### Exercise
Write out all of the data without omission, exactly as shown.

Stored data entries:
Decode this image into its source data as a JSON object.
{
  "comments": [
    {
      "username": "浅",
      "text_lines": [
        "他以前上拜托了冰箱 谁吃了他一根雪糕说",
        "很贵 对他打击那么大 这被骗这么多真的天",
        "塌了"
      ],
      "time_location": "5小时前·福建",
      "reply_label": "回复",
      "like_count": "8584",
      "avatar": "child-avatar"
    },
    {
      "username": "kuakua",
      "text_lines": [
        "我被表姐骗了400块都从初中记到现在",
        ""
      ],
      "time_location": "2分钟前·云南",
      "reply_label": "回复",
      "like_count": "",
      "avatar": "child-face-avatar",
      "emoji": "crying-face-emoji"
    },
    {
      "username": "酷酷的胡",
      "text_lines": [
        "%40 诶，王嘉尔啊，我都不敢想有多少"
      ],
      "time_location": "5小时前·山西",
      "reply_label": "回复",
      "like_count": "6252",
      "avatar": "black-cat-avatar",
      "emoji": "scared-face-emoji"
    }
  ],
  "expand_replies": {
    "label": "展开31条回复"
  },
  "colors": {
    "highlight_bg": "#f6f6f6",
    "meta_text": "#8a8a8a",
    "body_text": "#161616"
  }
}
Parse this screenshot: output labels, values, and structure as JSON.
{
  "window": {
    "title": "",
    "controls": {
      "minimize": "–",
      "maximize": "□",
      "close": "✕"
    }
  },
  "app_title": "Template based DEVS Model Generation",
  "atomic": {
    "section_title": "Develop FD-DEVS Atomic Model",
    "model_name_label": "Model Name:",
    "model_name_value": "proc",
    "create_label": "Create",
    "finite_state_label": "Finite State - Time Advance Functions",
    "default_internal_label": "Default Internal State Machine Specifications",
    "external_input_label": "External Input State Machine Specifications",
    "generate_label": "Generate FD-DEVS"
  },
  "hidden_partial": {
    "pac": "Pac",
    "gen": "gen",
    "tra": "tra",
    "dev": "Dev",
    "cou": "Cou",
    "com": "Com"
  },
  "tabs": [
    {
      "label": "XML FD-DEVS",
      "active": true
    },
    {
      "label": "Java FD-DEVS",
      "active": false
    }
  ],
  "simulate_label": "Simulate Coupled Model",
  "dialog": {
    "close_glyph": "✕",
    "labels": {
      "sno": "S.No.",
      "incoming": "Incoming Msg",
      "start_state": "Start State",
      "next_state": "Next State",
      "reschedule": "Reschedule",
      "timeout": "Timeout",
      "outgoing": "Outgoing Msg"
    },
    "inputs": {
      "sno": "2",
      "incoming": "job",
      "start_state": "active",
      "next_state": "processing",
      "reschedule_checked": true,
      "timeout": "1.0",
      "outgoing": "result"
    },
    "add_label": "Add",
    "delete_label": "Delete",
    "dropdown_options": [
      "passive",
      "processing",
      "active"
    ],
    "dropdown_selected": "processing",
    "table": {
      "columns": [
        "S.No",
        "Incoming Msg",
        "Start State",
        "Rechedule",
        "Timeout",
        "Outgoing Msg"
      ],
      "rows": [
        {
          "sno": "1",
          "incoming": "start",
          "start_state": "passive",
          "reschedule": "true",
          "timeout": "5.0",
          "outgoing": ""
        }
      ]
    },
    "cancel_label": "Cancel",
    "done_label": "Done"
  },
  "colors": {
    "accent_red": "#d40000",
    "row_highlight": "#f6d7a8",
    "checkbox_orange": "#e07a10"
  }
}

### Output for this task
Decode this image into its source data as a JSON object.
{
  "comments": [
    {
      "username": "浅",
      "text_lines": [
        "他以前上拜托了冰箱 谁吃了他一根雪糕说",
        "很贵 对他打击那么大 这被骗这么多真的天",
        "塌了"
      ],
      "time_location": "5小时前·福建",
      "reply_label": "回复",
      "like_count": "8584",
      "avatar": "child-avatar"
    },
    {
      "username": "kuakua",
      "text_lines": [
        "我被表姐骗了400块都从初中记到现在",
        ""
      ],
      "time_location": "2分钟前·云南",
      "reply_label": "回复",
      "like_count": "",
      "avatar": "child-face-avatar",
      "emoji": "crying-face-emoji"
    },
    {
      "username": "酷酷的胡",
      "text_lines": [
        "%40 诶，王嘉尔啊，我都不敢想有多少"
      ],
      "time_location": "5小时前·山西",
      "reply_label": "回复",
      "like_count": "6252",
      "avatar": "black-cat-avatar",
      "emoji": "scared-face-emoji"
    }
  ],
  "expand_replies": {
    "label": "展开31条回复"
  },
  "colors": {
    "highlight_bg": "#f6f6f6",
    "meta_text": "#8a8a8a",
    "body_text": "#161616"
  }
}
Parse this screenshot: output labels, values, and structure as JSON.
{
  "window": {
    "title": "",
    "controls": {
      "minimize": "–",
      "maximize": "□",
      "close": "✕"
    }
  },
  "app_title": "Template based DEVS Model Generation",
  "atomic": {
    "section_title": "Develop FD-DEVS Atomic Model",
    "model_name_label": "Model Name:",
    "model_name_value": "proc",
    "create_label": "Create",
    "finite_state_label": "Finite State - Time Advance Functions",
    "default_internal_label": "Default Internal State Machine Specifications",
    "external_input_label": "External Input State Machine Specifications",
    "generate_label": "Generate FD-DEVS"
  },
  "hidden_partial": {
    "pac": "Pac",
    "gen": "gen",
    "tra": "tra",
    "dev": "Dev",
    "cou": "Cou",
    "com": "Com"
  },
  "tabs": [
    {
      "label": "XML FD-DEVS",
      "active": true
    },
    {
      "label": "Java FD-DEVS",
      "active": false
    }
  ],
  "simulate_label": "Simulate Coupled Model",
  "dialog": {
    "close_glyph": "✕",
    "labels": {
      "sno": "S.No.",
      "incoming": "Incoming Msg",
      "start_state": "Start State",
      "next_state": "Next State",
      "reschedule": "Reschedule",
      "timeout": "Timeout",
      "outgoing": "Outgoing Msg"
    },
    "inputs": {
      "sno": "2",
      "incoming": "job",
      "start_state": "active",
      "next_state": "processing",
      "reschedule_checked": true,
      "timeout": "1.0",
      "outgoing": "result"
    },
    "add_label": "Add",
    "delete_label": "Delete",
    "dropdown_options": [
      "passive",
      "processing",
      "active"
    ],
    "dropdown_selected": "processing",
    "table": {
      "columns": [
        "S.No",
        "Incoming Msg",
        "Start State",
        "Rechedule",
        "Timeout",
        "Outgoing Msg"
      ],
      "rows": [
        {
          "sno": "1",
          "incoming": "start",
          "start_state": "passive",
          "reschedule": "true",
          "timeout": "5.0",
          "outgoing": ""
        }
      ]
    },
    "cancel_label": "Cancel",
    "done_label": "Done"
  },
  "colors": {
    "accent_red": "#d40000",
    "row_highlight": "#f6d7a8",
    "checkbox_orange": "#e07a10"
  }
}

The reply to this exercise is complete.